**Entries provided:**

#####

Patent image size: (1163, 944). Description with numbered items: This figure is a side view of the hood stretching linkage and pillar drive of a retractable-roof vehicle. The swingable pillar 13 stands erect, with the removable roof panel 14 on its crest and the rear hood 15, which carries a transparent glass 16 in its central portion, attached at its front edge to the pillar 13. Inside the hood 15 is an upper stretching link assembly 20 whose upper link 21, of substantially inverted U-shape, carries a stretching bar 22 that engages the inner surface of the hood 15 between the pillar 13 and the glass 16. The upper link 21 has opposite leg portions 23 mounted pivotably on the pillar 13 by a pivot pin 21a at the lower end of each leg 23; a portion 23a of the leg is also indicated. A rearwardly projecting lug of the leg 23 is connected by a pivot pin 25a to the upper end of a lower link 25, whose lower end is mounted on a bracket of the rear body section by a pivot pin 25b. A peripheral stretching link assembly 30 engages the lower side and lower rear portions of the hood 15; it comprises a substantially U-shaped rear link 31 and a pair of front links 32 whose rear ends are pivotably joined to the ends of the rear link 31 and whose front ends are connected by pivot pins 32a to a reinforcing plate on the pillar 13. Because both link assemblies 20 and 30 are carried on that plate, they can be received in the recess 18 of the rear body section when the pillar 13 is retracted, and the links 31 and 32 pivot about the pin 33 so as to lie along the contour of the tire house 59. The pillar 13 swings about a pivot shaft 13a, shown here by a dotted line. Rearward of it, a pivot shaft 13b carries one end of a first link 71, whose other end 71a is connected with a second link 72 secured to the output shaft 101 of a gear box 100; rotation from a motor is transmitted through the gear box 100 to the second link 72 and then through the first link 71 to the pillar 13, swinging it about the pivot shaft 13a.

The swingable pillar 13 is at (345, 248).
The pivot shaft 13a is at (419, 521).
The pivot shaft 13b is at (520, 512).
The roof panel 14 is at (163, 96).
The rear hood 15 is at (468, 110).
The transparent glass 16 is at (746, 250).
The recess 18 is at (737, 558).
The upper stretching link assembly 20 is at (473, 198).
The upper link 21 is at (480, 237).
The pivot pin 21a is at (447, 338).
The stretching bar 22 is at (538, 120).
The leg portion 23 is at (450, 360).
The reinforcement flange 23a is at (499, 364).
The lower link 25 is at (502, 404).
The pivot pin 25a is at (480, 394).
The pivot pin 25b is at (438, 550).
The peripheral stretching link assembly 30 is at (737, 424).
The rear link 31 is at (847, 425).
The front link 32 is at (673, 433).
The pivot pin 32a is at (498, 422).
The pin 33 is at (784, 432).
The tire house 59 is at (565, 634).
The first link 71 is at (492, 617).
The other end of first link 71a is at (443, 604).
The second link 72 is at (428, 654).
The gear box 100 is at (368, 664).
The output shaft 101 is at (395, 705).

#####

**Directions for this task:** Extract each row above that contains the word "panel". Match case exactly.

**Solution:**
Patent image size: (1163, 944). Description with numbered items: This figure is a side view of the hood stretching linkage and pillar drive of a retractable-roof vehicle. The swingable pillar 13 stands erect, with the removable roof panel 14 on its crest and the rear hood 15, which carries a transparent glass 16 in its central portion, attached at its front edge to the pillar 13. Inside the hood 15 is an upper stretching link assembly 20 whose upper link 21, of substantially inverted U-shape, carries a stretching bar 22 that engages the inner surface of the hood 15 between the pillar 13 and the glass 16. The upper link 21 has opposite leg portions 23 mounted pivotably on the pillar 13 by a pivot pin 21a at the lower end of each leg 23; a portion 23a of the leg is also indicated. A rearwardly projecting lug of the leg 23 is connected by a pivot pin 25a to the upper end of a lower link 25, whose lower end is mounted on a bracket of the rear body section by a pivot pin 25b. A peripheral stretching link assembly 30 engages the lower side and lower rear portions of the hood 15; it comprises a substantially U-shaped rear link 31 and a pair of front links 32 whose rear ends are pivotably joined to the ends of the rear link 31 and whose front ends are connected by pivot pins 32a to a reinforcing plate on the pillar 13. Because both link assemblies 20 and 30 are carried on that plate, they can be received in the recess 18 of the rear body section when the pillar 13 is retracted, and the links 31 and 32 pivot about the pin 33 so as to lie along the contour of the tire house 59. The pillar 13 swings about a pivot shaft 13a, shown here by a dotted line. Rearward of it, a pivot shaft 13b carries one end of a first link 71, whose other end 71a is connected with a second link 72 secured to the output shaft 101 of a gear box 100; rotation from a motor is transmitted through the gear box 100 to the second link 72 and then through the first link 71 to the pillar 13, swinging it about the pivot shaft 13a.
The roof panel 14 is at (163, 96).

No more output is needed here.